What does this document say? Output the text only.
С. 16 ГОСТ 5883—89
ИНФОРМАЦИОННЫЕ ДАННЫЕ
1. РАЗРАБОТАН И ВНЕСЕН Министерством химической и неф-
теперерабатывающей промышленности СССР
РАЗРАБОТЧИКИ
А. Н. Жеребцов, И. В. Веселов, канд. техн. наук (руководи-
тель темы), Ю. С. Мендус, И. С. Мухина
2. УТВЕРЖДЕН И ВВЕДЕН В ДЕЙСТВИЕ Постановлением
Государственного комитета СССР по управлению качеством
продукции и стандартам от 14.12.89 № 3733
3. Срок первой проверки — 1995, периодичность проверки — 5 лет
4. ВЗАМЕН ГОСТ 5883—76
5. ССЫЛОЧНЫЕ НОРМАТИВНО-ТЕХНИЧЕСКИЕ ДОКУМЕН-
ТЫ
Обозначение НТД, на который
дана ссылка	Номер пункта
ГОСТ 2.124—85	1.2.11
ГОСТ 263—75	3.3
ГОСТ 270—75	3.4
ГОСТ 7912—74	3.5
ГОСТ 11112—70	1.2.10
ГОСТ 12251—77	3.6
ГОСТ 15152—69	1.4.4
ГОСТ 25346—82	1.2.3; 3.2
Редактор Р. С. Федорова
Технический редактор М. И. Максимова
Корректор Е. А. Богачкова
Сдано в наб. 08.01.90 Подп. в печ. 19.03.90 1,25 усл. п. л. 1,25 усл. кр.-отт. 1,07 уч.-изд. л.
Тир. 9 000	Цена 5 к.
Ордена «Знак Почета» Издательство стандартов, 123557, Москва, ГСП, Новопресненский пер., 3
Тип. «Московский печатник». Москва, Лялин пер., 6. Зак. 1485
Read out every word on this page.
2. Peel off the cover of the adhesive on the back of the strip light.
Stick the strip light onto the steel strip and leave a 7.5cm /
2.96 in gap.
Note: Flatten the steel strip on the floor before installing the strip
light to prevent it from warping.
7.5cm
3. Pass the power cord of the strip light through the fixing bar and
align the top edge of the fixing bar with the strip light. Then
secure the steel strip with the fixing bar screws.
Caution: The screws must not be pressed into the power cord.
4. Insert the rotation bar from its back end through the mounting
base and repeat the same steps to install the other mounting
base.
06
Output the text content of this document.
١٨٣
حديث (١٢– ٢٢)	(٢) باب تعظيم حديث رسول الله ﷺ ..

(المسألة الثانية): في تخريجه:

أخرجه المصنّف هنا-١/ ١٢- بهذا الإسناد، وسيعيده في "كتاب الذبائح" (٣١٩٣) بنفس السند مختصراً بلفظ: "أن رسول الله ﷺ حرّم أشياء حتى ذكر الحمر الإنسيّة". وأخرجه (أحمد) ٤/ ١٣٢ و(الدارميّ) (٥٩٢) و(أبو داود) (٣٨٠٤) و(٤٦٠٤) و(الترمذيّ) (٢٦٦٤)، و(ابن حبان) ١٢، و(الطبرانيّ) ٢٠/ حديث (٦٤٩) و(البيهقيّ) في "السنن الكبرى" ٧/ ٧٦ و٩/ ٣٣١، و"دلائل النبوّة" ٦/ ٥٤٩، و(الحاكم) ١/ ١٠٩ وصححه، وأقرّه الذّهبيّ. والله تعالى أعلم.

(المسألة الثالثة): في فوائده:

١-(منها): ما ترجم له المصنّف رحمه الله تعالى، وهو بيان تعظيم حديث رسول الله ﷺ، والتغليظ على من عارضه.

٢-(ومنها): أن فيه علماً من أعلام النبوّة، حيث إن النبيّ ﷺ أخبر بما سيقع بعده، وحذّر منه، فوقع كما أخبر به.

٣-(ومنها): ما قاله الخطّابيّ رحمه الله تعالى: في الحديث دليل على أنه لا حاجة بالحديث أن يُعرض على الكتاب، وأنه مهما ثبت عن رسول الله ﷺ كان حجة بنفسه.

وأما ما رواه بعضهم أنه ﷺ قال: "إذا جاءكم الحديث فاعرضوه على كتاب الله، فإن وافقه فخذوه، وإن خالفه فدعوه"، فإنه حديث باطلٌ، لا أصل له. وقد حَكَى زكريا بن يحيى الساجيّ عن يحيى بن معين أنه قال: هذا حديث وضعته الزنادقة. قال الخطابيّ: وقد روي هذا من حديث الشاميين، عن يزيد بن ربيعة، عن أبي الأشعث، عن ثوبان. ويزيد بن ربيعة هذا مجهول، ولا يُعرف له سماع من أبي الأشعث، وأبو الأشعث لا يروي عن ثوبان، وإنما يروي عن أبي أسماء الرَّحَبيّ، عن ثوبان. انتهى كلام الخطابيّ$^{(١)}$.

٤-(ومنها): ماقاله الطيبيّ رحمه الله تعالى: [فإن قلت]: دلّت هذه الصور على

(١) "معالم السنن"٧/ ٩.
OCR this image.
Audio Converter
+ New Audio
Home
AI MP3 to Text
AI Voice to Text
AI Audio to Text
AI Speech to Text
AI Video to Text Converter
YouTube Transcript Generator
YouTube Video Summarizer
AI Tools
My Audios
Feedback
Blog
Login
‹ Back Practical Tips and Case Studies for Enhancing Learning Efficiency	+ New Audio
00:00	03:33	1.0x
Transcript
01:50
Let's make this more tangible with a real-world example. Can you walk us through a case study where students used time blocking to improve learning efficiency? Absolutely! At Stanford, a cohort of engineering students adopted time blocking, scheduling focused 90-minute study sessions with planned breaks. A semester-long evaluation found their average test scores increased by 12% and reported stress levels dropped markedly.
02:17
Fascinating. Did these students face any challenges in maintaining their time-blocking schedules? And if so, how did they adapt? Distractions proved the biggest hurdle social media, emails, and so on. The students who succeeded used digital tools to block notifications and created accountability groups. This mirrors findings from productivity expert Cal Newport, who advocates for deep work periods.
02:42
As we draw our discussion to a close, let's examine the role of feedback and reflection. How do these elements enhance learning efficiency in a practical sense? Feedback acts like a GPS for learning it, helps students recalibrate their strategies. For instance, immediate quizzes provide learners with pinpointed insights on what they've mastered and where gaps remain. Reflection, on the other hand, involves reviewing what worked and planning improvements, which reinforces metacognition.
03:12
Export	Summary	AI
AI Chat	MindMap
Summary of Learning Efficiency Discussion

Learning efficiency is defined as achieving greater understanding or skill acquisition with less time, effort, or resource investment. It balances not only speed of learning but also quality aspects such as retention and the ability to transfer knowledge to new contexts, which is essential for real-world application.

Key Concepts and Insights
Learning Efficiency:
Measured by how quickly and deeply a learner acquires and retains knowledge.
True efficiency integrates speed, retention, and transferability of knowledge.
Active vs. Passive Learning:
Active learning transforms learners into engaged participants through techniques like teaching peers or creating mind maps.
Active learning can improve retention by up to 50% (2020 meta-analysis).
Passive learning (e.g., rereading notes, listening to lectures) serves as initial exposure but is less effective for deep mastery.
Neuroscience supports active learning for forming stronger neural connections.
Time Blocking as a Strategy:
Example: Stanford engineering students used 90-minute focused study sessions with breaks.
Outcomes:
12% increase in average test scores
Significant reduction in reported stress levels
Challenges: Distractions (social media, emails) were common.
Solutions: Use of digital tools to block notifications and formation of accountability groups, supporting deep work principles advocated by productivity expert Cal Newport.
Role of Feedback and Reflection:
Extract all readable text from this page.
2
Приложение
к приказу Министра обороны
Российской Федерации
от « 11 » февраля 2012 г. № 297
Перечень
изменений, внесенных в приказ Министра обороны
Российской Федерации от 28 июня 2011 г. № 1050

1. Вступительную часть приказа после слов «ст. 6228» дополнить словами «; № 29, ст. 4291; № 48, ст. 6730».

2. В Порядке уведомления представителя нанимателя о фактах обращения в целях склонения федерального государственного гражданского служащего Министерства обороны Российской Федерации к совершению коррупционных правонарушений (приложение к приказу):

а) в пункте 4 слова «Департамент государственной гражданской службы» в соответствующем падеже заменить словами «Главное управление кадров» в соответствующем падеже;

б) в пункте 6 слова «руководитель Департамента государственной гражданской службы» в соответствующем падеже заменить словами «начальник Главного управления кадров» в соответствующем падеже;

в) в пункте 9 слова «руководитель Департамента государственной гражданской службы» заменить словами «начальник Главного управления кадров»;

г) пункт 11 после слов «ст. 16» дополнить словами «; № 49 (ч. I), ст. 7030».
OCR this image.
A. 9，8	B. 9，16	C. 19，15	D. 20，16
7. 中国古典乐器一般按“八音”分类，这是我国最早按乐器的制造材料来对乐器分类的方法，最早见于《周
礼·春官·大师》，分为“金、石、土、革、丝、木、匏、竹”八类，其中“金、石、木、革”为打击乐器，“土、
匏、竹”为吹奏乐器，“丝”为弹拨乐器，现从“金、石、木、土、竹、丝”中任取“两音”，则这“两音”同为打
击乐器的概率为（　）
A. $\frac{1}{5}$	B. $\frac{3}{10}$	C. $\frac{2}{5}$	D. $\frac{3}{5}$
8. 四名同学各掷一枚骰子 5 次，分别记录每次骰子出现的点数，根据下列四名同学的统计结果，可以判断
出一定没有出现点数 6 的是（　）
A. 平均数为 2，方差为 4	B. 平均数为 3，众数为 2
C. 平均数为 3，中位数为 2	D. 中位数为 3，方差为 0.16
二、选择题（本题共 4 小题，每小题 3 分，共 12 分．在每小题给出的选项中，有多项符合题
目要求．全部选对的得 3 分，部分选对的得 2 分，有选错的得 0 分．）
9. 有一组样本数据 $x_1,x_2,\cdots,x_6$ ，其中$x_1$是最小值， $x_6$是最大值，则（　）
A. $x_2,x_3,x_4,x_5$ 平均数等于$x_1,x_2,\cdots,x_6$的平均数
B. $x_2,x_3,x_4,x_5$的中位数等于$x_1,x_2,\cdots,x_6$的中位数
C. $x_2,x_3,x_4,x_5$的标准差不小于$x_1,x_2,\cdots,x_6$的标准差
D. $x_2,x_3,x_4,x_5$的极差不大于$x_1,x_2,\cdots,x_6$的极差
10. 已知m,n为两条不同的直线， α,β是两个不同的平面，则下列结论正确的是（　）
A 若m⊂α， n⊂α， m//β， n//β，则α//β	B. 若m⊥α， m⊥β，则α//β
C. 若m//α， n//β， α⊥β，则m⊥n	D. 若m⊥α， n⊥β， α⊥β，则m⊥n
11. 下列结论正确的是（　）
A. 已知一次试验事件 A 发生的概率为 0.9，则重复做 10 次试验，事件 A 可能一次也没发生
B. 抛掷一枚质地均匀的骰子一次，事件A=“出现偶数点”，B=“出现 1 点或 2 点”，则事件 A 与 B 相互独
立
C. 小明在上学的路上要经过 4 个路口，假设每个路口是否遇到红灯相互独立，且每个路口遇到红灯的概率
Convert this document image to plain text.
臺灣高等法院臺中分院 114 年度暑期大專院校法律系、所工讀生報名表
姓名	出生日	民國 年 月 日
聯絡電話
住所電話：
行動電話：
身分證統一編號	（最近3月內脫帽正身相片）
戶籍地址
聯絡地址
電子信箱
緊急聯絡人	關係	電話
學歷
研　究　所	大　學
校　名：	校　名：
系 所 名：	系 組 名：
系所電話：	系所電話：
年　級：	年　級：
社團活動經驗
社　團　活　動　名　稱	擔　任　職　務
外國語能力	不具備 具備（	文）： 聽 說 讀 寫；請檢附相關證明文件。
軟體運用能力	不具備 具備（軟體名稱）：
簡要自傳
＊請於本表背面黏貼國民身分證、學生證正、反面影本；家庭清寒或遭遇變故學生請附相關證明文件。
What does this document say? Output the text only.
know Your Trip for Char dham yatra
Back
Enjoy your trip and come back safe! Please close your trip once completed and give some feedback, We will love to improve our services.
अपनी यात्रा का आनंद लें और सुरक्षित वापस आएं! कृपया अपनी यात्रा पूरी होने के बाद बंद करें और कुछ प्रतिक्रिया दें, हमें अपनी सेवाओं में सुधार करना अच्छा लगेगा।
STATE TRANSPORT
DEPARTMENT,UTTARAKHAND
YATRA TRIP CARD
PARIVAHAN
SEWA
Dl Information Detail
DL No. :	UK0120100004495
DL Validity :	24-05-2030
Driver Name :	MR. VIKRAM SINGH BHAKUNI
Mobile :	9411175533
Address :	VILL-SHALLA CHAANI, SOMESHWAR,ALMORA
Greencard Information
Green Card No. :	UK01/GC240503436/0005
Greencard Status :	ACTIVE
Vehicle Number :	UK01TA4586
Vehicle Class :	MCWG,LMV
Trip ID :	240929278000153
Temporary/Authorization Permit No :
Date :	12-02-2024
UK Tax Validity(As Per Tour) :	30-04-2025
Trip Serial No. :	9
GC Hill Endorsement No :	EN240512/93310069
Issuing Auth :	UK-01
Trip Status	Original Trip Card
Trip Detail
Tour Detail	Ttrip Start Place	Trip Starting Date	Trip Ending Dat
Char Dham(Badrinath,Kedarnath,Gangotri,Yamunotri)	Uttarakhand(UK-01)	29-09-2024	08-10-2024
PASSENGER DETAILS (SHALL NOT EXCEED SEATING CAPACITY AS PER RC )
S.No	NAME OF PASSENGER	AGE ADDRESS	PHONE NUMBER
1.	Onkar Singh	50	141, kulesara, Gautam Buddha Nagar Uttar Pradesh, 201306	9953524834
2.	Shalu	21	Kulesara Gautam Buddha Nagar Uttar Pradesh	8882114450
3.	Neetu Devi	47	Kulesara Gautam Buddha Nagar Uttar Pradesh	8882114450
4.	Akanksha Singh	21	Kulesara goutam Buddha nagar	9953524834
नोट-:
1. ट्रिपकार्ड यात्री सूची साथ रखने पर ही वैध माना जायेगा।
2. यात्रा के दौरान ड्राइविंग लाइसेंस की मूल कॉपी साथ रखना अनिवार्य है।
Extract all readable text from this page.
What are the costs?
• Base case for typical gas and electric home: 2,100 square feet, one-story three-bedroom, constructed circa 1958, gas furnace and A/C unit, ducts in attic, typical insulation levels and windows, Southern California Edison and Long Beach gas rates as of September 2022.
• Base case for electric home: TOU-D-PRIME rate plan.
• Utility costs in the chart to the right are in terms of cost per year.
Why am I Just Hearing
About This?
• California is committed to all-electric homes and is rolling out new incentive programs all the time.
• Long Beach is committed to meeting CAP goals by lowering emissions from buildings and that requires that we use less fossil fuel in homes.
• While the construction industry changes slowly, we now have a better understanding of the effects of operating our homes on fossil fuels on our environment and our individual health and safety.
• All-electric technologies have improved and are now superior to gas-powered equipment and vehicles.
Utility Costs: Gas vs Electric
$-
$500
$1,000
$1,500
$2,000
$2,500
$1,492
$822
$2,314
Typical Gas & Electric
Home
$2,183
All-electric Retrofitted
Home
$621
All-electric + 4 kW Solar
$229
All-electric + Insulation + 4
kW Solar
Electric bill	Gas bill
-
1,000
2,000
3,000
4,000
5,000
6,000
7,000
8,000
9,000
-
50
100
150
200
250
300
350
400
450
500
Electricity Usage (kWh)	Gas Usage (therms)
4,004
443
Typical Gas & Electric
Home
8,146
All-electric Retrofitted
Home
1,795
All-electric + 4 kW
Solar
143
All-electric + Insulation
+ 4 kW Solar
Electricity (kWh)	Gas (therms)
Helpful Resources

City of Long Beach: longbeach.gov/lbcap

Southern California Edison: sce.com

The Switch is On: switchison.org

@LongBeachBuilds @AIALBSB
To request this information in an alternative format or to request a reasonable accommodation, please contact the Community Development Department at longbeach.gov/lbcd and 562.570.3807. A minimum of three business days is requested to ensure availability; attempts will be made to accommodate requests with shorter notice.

==*==

Instructions to follow: Copy each line of the records above that carries the word "رسول".

Correct response:
حديث (١٢– ٢٢)	(٢) باب تعظيم حديث رسول الله ﷺ ..
أخرجه المصنّف هنا-١/ ١٢- بهذا الإسناد، وسيعيده في "كتاب الذبائح" (٣١٩٣) بنفس السند مختصراً بلفظ: "أن رسول الله ﷺ حرّم أشياء حتى ذكر الحمر الإنسيّة". وأخرجه (أحمد) ٤/ ١٣٢ و(الدارميّ) (٥٩٢) و(أبو داود) (٣٨٠٤) و(٤٦٠٤) و(الترمذيّ) (٢٦٦٤)، و(ابن حبان) ١٢، و(الطبرانيّ) ٢٠/ حديث (٦٤٩) و(البيهقيّ) في "السنن الكبرى" ٧/ ٧٦ و٩/ ٣٣١، و"دلائل النبوّة" ٦/ ٥٤٩، و(الحاكم) ١/ ١٠٩ وصححه، وأقرّه الذّهبيّ. والله تعالى أعلم.
١-(منها): ما ترجم له المصنّف رحمه الله تعالى، وهو بيان تعظيم حديث رسول الله ﷺ، والتغليظ على من عارضه.
٣-(ومنها): ما قاله الخطّابيّ رحمه الله تعالى: في الحديث دليل على أنه لا حاجة بالحديث أن يُعرض على الكتاب، وأنه مهما ثبت عن رسول الله ﷺ كان حجة بنفسه.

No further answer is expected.